■ Input rows:
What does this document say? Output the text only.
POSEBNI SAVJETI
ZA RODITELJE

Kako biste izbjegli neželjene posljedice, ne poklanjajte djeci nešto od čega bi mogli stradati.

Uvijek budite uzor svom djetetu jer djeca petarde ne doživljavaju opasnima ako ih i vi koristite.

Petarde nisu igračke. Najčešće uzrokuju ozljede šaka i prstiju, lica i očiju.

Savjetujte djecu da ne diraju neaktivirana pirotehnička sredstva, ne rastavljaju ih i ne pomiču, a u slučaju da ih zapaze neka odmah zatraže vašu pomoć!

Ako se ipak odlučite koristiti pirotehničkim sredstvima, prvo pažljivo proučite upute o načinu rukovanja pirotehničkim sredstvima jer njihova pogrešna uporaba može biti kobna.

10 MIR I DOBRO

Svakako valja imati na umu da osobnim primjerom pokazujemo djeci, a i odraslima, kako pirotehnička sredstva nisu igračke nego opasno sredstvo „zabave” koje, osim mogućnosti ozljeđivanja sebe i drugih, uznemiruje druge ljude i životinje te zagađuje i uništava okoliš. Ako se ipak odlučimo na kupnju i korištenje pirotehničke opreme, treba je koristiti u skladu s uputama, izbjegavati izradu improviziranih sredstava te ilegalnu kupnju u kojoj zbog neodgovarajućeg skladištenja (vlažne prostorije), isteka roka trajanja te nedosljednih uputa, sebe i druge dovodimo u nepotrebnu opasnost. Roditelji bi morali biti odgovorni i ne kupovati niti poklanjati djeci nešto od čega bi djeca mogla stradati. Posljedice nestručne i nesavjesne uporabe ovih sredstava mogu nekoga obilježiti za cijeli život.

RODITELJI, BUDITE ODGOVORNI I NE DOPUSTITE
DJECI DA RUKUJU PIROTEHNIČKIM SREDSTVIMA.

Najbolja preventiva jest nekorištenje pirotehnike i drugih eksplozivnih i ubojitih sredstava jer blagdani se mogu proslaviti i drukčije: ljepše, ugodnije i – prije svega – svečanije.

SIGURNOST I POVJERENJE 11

■ Task instructions:
Your task is to transcribe the listing above in full, exactly as given.

■ Exercise output:
What does this document say? Output the text only.
POSEBNI SAVJETI
ZA RODITELJE

Kako biste izbjegli neželjene posljedice, ne poklanjajte djeci nešto od čega bi mogli stradati.

Uvijek budite uzor svom djetetu jer djeca petarde ne doživljavaju opasnima ako ih i vi koristite.

Petarde nisu igračke. Najčešće uzrokuju ozljede šaka i prstiju, lica i očiju.

Savjetujte djecu da ne diraju neaktivirana pirotehnička sredstva, ne rastavljaju ih i ne pomiču, a u slučaju da ih zapaze neka odmah zatraže vašu pomoć!

Ako se ipak odlučite koristiti pirotehničkim sredstvima, prvo pažljivo proučite upute o načinu rukovanja pirotehničkim sredstvima jer njihova pogrešna uporaba može biti kobna.

10 MIR I DOBRO

Svakako valja imati na umu da osobnim primjerom pokazujemo djeci, a i odraslima, kako pirotehnička sredstva nisu igračke nego opasno sredstvo „zabave” koje, osim mogućnosti ozljeđivanja sebe i drugih, uznemiruje druge ljude i životinje te zagađuje i uništava okoliš. Ako se ipak odlučimo na kupnju i korištenje pirotehničke opreme, treba je koristiti u skladu s uputama, izbjegavati izradu improviziranih sredstava te ilegalnu kupnju u kojoj zbog neodgovarajućeg skladištenja (vlažne prostorije), isteka roka trajanja te nedosljednih uputa, sebe i druge dovodimo u nepotrebnu opasnost. Roditelji bi morali biti odgovorni i ne kupovati niti poklanjati djeci nešto od čega bi djeca mogla stradati. Posljedice nestručne i nesavjesne uporabe ovih sredstava mogu nekoga obilježiti za cijeli život.

RODITELJI, BUDITE ODGOVORNI I NE DOPUSTITE
DJECI DA RUKUJU PIROTEHNIČKIM SREDSTVIMA.

Najbolja preventiva jest nekorištenje pirotehnike i drugih eksplozivnih i ubojitih sredstava jer blagdani se mogu proslaviti i drukčije: ljepše, ugodnije i – prije svega – svečanije.

SIGURNOST I POVJERENJE 11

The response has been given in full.